**Extract provided**
----
Venture Capital Funding
Venture capital is money provided by professionals who invest alongside management in young, rapidly growing companies that have the potential to develop into significant economic contributors. Venture capital is an important source of equity for start-up companies. Professionally managed venture capital firms generally are private partnerships or closely-held corporations funded by private and public pension funds, endowment funds, foundations, corporations, wealthy individuals, foreign investors, and the venture capitalists themselves.
Venture capitalists generally:
- Finance new and rapidly growing companies;
- Purchase equity securities;
- Assist in the development of new products or services;
- Add value to the company through active participation;
- Take higher risks with the expectation of higher rewards;
- Have a long-term orientation
When considering an investment, venture capitalists carefully screen the technical and business merits of the proposed company.
Venture capitalists only invest in a small percentage of the businesses they review and have a long-term perspective. Going forward, they actively work with the company’s management by contributing their experience and business savvy gained from helping other companies with similar growth challenges.
The advantage of venture capital investment is that you get money that enables you to expand your business and obtain market share before someone beats you to it. Venture capital is not a loan that needs to be repaid; rather, venture capitalists (VCs) invest their money in exchange for equity (an ownership share) in your company. VCs get their cash out only when your business is acquired by another company or “goes public,” that is, when its shares can be publicly traded on a stock exchange.
----
**Task set**
a. Using the text on venture capital funding, decide whether each statement agrees with it: (i) venture capital has to be repaid like a loan; (ii) venture capitalists invest in only a small percentage of the businesses they review; (iii) foreign investors are among those who fund venture capital firms. For each, answer yes or no and quote the deciding words.
b. Print the passage of the text on venture capital funding that starts at "The advantage of" and ends at "a stock exchange.", without changing any wording.
----
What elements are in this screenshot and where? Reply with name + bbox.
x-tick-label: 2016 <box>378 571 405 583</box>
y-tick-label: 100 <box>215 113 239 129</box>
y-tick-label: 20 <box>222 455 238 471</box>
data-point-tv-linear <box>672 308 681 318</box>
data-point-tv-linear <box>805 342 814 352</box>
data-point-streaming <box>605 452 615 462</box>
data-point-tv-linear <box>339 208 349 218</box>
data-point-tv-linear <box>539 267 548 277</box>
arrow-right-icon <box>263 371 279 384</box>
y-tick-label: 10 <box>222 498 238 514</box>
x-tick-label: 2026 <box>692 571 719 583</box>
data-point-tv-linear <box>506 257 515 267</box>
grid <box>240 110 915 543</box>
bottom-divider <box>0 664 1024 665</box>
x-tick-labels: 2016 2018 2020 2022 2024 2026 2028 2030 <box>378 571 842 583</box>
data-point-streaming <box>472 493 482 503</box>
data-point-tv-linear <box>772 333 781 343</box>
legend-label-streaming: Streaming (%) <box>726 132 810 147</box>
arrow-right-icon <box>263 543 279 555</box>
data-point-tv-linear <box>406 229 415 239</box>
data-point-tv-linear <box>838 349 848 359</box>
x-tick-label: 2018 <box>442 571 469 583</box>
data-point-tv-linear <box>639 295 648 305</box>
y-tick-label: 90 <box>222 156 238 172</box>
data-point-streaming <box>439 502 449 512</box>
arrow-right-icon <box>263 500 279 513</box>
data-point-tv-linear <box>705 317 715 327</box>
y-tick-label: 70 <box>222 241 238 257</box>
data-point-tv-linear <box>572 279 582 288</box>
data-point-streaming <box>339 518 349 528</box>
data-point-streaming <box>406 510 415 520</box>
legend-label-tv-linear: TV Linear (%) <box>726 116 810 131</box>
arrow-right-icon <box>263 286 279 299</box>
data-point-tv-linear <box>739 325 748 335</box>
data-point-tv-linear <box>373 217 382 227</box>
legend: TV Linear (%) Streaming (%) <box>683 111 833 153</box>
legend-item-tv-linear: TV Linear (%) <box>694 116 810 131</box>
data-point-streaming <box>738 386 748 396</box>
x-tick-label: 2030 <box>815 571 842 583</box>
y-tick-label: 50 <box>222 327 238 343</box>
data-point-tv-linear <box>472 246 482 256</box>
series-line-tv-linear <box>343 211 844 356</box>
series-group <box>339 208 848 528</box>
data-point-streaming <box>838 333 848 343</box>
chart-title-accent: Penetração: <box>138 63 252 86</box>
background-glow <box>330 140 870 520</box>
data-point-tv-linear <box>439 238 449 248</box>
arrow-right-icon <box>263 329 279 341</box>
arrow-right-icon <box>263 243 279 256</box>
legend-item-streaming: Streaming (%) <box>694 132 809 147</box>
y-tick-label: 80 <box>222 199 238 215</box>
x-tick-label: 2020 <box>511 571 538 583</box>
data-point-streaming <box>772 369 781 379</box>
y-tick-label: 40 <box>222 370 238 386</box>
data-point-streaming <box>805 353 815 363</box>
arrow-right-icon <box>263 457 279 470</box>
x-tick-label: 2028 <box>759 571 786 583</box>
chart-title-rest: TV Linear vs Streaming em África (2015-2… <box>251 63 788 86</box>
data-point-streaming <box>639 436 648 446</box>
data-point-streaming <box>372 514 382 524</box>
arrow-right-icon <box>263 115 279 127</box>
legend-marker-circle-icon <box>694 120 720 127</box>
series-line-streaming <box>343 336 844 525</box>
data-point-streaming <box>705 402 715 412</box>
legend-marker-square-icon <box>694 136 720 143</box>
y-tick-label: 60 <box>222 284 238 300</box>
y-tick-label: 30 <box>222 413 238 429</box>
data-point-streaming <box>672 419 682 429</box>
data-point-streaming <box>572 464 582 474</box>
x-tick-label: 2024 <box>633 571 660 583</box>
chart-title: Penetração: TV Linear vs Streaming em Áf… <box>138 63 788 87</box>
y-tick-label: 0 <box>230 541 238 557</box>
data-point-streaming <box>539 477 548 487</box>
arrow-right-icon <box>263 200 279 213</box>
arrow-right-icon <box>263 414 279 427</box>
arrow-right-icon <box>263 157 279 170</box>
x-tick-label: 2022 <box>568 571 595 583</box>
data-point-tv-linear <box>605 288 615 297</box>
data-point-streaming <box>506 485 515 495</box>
----
**Problem solutions**
a.
(i) No: "Venture capital is not a loan that needs to be repaid"
(ii) Yes: "Venture capitalists only invest in a small percentage of the businesses they review"
(iii) Yes: "funded by private and public pension funds, endowment funds, foundations, corporations, wealthy individuals, foreign investors, and the venture capitalists themselves"

b.
The advantage of venture capital investment is that you get money that enables you to expand your business and obtain market share before someone beats you to it. Venture capital is not a loan that needs to be repaid; rather, venture capitalists (VCs) invest their money in exchange for equity (an ownership share) in your company. VCs get their cash out only when your business is acquired by another company or “goes public,” that is, when its shares can be publicly traded on a stock exchange.